Below are the records; pull every line that includes "content".

::::

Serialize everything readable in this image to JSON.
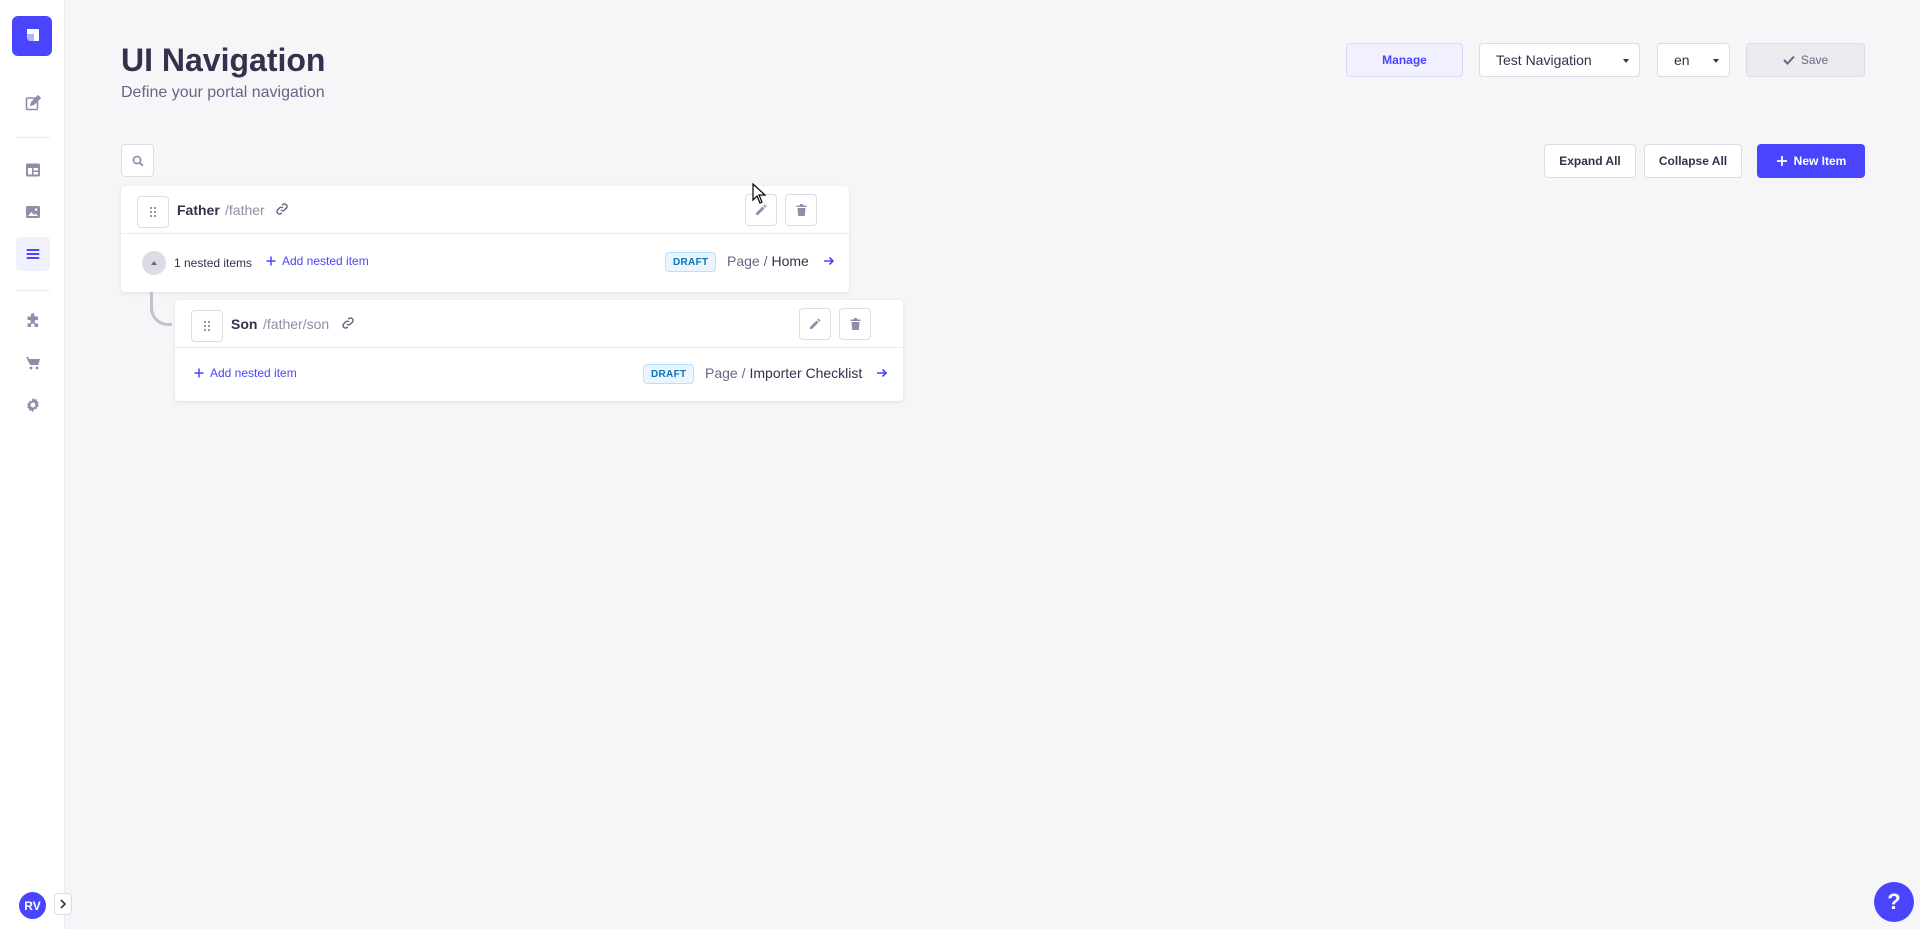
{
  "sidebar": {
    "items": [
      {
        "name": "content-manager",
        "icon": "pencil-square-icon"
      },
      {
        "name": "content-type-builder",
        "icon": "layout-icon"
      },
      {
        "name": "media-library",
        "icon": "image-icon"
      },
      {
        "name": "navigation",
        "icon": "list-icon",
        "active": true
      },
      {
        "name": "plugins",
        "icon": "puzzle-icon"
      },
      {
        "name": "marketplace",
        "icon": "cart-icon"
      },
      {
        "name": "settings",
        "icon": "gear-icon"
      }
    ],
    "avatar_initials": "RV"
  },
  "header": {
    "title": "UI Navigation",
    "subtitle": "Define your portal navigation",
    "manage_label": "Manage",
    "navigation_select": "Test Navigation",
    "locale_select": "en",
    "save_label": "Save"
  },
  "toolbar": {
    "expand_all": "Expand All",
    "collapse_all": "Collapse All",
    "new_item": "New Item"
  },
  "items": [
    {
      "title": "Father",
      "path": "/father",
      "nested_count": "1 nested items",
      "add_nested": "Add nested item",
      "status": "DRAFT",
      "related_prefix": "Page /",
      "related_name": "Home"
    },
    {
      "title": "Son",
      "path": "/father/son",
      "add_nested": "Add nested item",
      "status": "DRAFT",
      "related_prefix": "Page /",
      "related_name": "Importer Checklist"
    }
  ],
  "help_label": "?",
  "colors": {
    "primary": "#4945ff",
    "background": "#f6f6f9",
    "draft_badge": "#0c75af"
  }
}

::::

• _FINISHED TASK_
        "name": "content-manager",
        "name": "content-type-builder",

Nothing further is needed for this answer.